> Instruction:
Pick out each line containing the string "this" and copy it.

> Supplied records:
▽

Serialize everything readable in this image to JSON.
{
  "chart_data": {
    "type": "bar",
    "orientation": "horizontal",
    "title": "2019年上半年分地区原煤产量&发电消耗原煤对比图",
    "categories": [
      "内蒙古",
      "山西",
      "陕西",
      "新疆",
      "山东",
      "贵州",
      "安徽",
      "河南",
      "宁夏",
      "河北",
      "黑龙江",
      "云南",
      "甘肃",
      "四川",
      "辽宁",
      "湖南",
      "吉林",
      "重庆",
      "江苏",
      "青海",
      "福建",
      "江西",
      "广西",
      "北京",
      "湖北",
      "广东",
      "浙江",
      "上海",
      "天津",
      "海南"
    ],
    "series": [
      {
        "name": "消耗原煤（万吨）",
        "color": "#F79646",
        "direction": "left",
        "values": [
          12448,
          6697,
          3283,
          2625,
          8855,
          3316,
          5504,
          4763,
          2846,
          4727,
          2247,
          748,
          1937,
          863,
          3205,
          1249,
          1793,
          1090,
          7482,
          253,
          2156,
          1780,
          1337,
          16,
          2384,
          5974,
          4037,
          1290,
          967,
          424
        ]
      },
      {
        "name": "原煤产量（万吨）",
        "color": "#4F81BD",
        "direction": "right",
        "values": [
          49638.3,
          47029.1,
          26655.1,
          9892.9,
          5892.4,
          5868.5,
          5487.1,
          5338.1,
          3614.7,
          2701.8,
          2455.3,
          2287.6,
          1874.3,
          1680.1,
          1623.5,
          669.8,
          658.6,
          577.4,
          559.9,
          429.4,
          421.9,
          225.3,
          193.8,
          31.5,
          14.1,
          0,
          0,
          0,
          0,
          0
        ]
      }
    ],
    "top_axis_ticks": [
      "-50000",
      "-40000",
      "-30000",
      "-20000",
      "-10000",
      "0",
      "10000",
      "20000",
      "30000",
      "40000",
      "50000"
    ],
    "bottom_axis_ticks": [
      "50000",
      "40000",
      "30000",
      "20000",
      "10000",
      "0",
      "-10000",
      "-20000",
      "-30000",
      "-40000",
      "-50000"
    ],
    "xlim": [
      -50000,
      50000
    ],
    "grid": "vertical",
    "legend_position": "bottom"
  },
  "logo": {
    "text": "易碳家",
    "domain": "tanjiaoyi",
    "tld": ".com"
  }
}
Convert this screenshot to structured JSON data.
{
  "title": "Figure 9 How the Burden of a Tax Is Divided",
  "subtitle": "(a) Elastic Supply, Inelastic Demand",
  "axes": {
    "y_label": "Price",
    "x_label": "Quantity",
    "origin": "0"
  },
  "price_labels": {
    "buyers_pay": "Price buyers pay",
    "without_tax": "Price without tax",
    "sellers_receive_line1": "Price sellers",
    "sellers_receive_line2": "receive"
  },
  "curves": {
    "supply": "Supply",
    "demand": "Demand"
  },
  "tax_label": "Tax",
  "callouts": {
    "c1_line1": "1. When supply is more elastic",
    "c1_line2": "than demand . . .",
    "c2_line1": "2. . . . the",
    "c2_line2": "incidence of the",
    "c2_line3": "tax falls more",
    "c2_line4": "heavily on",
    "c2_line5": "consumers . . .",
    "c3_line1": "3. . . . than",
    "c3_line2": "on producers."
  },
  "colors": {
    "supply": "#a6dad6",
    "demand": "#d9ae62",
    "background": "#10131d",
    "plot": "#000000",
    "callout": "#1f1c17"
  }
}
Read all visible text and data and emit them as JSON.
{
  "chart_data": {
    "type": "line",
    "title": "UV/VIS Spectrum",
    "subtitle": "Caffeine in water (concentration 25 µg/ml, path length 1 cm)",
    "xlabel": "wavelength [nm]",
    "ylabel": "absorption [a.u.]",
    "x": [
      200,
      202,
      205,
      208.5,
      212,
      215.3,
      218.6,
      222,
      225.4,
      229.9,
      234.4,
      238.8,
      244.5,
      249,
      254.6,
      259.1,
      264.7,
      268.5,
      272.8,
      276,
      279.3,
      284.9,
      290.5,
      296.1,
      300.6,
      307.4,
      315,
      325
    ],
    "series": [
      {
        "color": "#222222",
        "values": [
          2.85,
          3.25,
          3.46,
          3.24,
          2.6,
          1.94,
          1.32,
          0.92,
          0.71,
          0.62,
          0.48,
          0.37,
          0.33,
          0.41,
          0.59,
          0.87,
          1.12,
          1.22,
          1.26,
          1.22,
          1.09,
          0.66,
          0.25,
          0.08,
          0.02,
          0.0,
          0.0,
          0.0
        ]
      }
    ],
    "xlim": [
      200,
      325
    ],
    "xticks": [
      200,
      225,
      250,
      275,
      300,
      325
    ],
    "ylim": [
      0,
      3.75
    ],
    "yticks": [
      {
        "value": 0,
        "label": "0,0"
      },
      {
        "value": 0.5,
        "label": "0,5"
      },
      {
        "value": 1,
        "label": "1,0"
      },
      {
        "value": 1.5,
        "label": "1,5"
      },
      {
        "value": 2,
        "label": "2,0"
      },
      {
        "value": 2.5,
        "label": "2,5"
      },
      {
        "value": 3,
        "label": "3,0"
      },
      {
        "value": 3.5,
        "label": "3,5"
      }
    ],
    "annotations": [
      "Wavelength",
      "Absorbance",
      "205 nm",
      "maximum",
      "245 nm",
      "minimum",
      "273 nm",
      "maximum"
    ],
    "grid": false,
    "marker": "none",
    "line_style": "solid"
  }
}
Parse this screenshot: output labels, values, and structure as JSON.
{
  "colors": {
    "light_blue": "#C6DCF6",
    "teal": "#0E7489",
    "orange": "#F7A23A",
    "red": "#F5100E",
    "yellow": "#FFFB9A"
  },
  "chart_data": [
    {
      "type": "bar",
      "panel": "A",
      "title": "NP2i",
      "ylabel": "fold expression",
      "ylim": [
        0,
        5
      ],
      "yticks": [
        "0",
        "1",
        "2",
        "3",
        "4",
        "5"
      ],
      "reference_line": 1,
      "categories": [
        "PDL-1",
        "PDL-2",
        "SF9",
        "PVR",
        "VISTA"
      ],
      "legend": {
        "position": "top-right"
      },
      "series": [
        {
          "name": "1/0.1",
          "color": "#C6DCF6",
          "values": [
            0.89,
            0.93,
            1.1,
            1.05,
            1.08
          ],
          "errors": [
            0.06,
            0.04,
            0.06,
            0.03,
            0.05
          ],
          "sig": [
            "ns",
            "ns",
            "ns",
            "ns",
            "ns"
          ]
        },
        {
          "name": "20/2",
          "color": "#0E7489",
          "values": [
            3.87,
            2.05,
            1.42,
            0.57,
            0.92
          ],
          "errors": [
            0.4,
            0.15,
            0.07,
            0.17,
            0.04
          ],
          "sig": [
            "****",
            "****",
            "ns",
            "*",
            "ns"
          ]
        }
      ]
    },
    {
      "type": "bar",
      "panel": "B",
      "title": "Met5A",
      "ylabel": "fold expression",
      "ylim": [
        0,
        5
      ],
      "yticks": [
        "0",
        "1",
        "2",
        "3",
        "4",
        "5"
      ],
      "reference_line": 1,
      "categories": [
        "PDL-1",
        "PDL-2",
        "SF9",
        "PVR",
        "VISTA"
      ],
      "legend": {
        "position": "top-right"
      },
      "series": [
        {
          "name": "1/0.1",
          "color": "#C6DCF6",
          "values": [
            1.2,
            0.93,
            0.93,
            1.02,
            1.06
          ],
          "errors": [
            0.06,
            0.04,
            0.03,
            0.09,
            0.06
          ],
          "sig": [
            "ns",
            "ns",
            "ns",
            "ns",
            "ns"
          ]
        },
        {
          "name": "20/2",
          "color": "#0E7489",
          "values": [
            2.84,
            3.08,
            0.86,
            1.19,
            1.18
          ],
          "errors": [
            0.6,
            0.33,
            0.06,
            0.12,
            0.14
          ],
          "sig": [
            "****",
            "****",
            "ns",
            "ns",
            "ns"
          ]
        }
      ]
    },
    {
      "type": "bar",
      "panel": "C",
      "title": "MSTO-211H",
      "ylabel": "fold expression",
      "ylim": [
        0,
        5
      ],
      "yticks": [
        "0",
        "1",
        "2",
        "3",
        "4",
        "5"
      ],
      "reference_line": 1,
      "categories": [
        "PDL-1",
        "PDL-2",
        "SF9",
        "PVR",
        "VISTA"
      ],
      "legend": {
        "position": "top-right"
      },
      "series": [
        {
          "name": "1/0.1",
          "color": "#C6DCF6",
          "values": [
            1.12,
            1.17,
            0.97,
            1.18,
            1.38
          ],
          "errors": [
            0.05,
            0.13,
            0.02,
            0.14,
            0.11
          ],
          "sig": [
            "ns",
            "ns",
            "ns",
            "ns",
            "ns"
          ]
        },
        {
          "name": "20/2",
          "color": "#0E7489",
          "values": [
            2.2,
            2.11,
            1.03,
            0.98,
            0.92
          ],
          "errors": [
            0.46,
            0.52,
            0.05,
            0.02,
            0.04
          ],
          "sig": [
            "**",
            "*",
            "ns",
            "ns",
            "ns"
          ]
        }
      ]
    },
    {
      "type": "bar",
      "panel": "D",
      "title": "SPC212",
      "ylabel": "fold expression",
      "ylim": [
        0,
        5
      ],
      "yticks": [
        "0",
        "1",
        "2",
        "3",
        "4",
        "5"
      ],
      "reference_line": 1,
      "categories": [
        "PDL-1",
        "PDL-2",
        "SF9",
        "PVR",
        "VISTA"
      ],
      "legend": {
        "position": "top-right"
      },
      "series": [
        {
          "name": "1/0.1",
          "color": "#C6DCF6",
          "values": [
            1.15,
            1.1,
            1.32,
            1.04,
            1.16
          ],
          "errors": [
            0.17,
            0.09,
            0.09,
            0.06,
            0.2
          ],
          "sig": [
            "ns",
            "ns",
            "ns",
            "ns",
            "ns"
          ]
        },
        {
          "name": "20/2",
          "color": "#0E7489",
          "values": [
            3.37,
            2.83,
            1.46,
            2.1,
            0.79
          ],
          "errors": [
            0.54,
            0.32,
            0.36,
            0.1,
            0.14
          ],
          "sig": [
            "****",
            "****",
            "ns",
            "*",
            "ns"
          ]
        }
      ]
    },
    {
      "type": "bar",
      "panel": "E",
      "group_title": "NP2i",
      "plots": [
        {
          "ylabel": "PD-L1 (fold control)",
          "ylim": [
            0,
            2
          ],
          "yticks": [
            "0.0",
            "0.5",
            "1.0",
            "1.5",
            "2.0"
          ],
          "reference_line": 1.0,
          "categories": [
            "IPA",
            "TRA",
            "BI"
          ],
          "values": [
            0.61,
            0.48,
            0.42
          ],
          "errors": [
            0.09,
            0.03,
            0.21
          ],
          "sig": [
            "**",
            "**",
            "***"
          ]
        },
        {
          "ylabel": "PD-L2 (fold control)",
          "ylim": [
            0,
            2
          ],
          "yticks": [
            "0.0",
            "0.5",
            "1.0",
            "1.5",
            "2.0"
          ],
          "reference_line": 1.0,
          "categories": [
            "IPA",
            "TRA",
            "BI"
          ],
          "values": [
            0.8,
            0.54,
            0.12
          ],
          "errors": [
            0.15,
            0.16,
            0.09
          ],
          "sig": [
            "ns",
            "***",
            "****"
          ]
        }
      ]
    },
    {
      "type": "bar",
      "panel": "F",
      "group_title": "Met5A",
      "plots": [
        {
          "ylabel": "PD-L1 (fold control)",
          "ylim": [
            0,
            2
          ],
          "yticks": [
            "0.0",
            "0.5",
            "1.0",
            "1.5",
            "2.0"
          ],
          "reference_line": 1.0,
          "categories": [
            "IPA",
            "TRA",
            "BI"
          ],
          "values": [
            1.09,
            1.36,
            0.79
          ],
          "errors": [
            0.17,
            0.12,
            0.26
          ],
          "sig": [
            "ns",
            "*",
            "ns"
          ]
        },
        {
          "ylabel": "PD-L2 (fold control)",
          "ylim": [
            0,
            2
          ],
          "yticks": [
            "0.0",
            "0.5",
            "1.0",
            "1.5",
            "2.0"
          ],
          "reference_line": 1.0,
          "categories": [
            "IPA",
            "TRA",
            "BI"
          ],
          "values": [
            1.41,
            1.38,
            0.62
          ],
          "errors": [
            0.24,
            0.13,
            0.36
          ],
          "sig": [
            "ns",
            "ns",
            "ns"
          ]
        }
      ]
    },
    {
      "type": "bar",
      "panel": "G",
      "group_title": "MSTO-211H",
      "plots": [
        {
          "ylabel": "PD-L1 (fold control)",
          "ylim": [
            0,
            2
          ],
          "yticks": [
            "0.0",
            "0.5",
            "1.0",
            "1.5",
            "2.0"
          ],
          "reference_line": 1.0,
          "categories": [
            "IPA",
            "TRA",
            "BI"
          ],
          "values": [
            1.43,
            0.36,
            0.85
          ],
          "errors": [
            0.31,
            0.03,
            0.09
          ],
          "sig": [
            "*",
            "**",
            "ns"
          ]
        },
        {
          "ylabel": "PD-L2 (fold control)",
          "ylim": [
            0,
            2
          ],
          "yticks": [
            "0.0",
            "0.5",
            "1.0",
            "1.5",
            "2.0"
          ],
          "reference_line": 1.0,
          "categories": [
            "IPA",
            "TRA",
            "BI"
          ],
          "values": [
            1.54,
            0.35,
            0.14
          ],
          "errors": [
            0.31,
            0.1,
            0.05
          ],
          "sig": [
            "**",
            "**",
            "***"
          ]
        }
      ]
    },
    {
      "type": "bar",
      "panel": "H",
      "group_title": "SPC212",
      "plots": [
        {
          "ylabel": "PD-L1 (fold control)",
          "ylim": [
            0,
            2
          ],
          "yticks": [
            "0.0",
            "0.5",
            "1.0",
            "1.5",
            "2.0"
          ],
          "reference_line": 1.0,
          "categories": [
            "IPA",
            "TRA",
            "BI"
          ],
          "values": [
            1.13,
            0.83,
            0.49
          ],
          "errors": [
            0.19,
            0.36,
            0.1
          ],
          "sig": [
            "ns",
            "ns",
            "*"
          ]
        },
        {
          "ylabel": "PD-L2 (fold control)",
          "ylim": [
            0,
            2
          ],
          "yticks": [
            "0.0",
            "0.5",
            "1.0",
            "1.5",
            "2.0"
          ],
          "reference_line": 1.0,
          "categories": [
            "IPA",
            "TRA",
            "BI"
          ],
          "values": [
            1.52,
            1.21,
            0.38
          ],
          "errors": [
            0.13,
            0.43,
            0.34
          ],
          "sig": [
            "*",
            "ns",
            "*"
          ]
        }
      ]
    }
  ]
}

△

> Final result:
Serialize everything readable in this image to JSON.
Convert this screenshot to structured JSON data.
Parse this screenshot: output labels, values, and structure as JSON.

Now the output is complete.